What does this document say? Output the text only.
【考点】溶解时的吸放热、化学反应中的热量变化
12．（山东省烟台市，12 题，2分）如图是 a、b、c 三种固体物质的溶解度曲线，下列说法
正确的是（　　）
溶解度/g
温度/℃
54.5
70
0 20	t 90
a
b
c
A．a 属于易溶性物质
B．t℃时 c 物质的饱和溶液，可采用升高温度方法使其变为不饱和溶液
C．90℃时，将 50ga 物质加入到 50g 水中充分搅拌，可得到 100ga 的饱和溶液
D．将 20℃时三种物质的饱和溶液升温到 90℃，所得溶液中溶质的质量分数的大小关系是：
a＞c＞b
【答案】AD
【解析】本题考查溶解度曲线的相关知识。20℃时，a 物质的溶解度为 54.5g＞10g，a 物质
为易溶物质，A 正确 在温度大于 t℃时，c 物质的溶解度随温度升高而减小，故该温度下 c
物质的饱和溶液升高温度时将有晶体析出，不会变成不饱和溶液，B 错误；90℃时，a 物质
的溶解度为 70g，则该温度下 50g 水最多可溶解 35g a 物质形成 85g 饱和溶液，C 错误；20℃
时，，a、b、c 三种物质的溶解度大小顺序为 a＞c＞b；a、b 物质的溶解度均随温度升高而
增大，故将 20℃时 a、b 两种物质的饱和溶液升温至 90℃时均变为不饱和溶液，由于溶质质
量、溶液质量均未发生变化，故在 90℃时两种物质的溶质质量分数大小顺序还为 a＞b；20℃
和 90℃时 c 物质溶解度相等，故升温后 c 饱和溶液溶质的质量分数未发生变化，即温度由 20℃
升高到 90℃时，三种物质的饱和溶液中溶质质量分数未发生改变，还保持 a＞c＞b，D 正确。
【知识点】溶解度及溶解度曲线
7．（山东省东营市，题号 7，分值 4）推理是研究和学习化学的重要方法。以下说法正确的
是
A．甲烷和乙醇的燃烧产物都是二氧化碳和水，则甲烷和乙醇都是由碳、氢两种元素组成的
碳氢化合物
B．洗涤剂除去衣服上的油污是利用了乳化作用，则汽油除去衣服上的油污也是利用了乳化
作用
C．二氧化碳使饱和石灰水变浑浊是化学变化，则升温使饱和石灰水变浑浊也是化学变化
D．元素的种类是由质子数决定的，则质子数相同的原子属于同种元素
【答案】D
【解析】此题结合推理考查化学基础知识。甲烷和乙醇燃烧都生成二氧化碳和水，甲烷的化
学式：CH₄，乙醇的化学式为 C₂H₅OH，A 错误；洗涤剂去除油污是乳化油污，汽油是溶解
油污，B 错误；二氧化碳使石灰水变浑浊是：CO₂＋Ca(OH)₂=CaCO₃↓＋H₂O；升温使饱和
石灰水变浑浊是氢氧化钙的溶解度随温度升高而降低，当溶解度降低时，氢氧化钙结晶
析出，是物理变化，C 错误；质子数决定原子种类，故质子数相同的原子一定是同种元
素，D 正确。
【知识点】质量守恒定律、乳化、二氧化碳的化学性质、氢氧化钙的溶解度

• EXERCISE DIRECTIONS:
Every entry must be retyped in full, exactly as given.

• SOLUTION BELOW:
What does this document say? Output the text only.
【考点】溶解时的吸放热、化学反应中的热量变化
12．（山东省烟台市，12 题，2分）如图是 a、b、c 三种固体物质的溶解度曲线，下列说法
正确的是（　　）
溶解度/g
温度/℃
54.5
70
0 20	t 90
a
b
c
A．a 属于易溶性物质
B．t℃时 c 物质的饱和溶液，可采用升高温度方法使其变为不饱和溶液
C．90℃时，将 50ga 物质加入到 50g 水中充分搅拌，可得到 100ga 的饱和溶液
D．将 20℃时三种物质的饱和溶液升温到 90℃，所得溶液中溶质的质量分数的大小关系是：
a＞c＞b
【答案】AD
【解析】本题考查溶解度曲线的相关知识。20℃时，a 物质的溶解度为 54.5g＞10g，a 物质
为易溶物质，A 正确 在温度大于 t℃时，c 物质的溶解度随温度升高而减小，故该温度下 c
物质的饱和溶液升高温度时将有晶体析出，不会变成不饱和溶液，B 错误；90℃时，a 物质
的溶解度为 70g，则该温度下 50g 水最多可溶解 35g a 物质形成 85g 饱和溶液，C 错误；20℃
时，，a、b、c 三种物质的溶解度大小顺序为 a＞c＞b；a、b 物质的溶解度均随温度升高而
增大，故将 20℃时 a、b 两种物质的饱和溶液升温至 90℃时均变为不饱和溶液，由于溶质质
量、溶液质量均未发生变化，故在 90℃时两种物质的溶质质量分数大小顺序还为 a＞b；20℃
和 90℃时 c 物质溶解度相等，故升温后 c 饱和溶液溶质的质量分数未发生变化，即温度由 20℃
升高到 90℃时，三种物质的饱和溶液中溶质质量分数未发生改变，还保持 a＞c＞b，D 正确。
【知识点】溶解度及溶解度曲线
7．（山东省东营市，题号 7，分值 4）推理是研究和学习化学的重要方法。以下说法正确的
是
A．甲烷和乙醇的燃烧产物都是二氧化碳和水，则甲烷和乙醇都是由碳、氢两种元素组成的
碳氢化合物
B．洗涤剂除去衣服上的油污是利用了乳化作用，则汽油除去衣服上的油污也是利用了乳化
作用
C．二氧化碳使饱和石灰水变浑浊是化学变化，则升温使饱和石灰水变浑浊也是化学变化
D．元素的种类是由质子数决定的，则质子数相同的原子属于同种元素
【答案】D
【解析】此题结合推理考查化学基础知识。甲烷和乙醇燃烧都生成二氧化碳和水，甲烷的化
学式：CH₄，乙醇的化学式为 C₂H₅OH，A 错误；洗涤剂去除油污是乳化油污，汽油是溶解
油污，B 错误；二氧化碳使石灰水变浑浊是：CO₂＋Ca(OH)₂=CaCO₃↓＋H₂O；升温使饱和
石灰水变浑浊是氢氧化钙的溶解度随温度升高而降低，当溶解度降低时，氢氧化钙结晶
析出，是物理变化，C 错误；质子数决定原子种类，故质子数相同的原子一定是同种元
素，D 正确。
【知识点】质量守恒定律、乳化、二氧化碳的化学性质、氢氧化钙的溶解度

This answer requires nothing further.